STATED PROBLEM: Wherever the word "hxbxd" appears in the entries, copy the whole line.

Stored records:

* * *

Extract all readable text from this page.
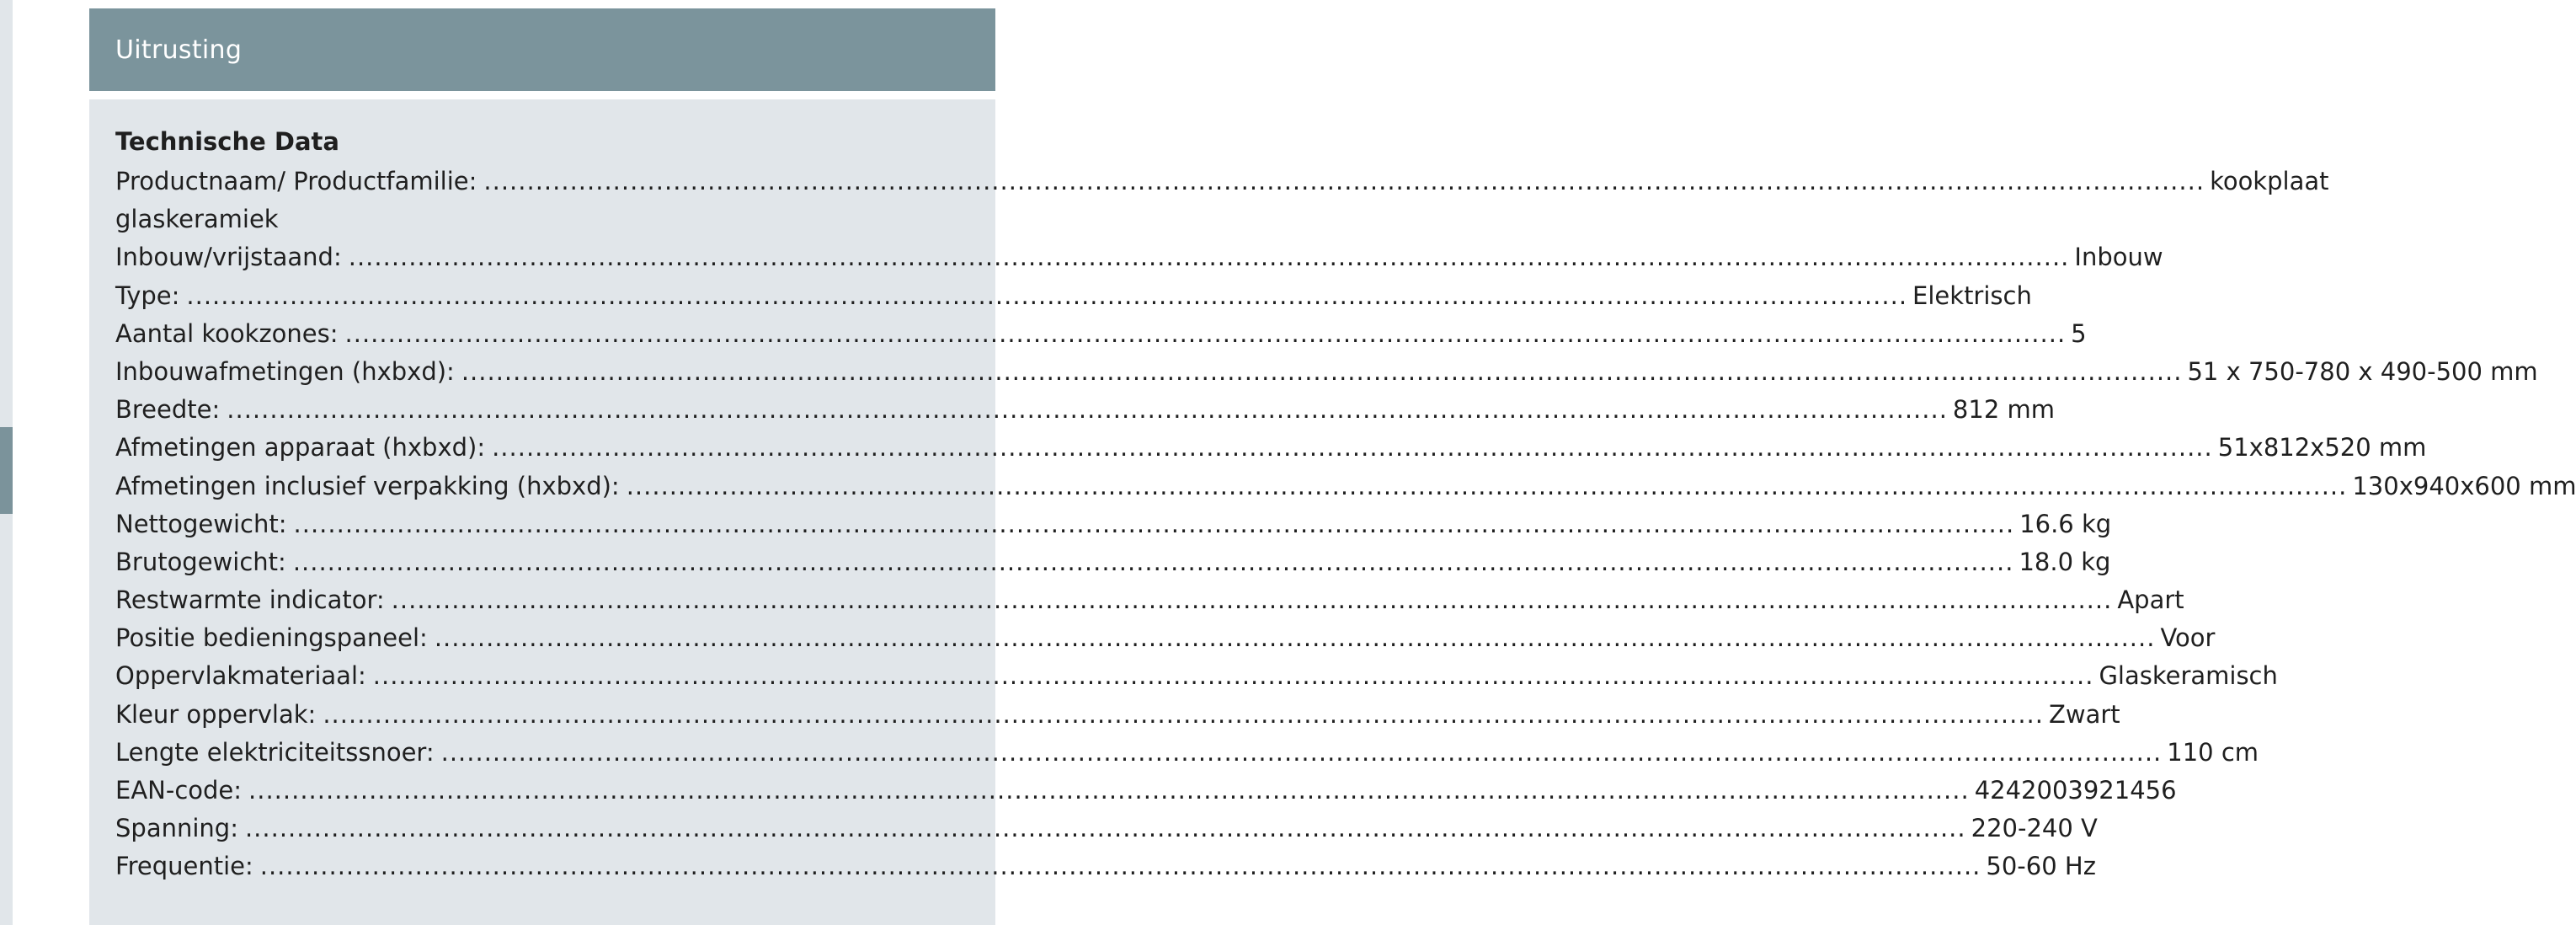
Uitrusting
Technische Data
Productnaam/ Productfamilie: ........................................................................................................................................................................................................ kookplaat
glaskeramiek
Inbouw/vrijstaand: ........................................................................................................................................................................................................ Inbouw
Type: ........................................................................................................................................................................................................ Elektrisch
Aantal kookzones: ........................................................................................................................................................................................................ 5
Inbouwafmetingen (hxbxd): ........................................................................................................................................................................................................ 51 x 750-780 x 490-500 mm
Breedte: ........................................................................................................................................................................................................ 812 mm
Afmetingen apparaat (hxbxd): ........................................................................................................................................................................................................ 51x812x520 mm
Afmetingen inclusief verpakking (hxbxd): ........................................................................................................................................................................................................ 130x940x600 mm
Nettogewicht: ........................................................................................................................................................................................................ 16.6 kg
Brutogewicht: ........................................................................................................................................................................................................ 18.0 kg
Restwarmte indicator: ........................................................................................................................................................................................................ Apart
Positie bedieningspaneel: ........................................................................................................................................................................................................ Voor
Oppervlakmateriaal: ........................................................................................................................................................................................................ Glaskeramisch
Kleur oppervlak: ........................................................................................................................................................................................................ Zwart
Lengte elektriciteitssnoer: ........................................................................................................................................................................................................ 110 cm
EAN-code: ........................................................................................................................................................................................................ 4242003921456
Spanning: ........................................................................................................................................................................................................ 220-240 V
Frequentie: ........................................................................................................................................................................................................ 50-60 Hz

* * *

THE REPLY:
Inbouwafmetingen (hxbxd): ........................................................................................................................................................................................................ 51 x 750-780 x 490-500 mm
Afmetingen apparaat (hxbxd): ........................................................................................................................................................................................................ 51x812x520 mm
Afmetingen inclusief verpakking (hxbxd): ........................................................................................................................................................................................................ 130x940x600 mm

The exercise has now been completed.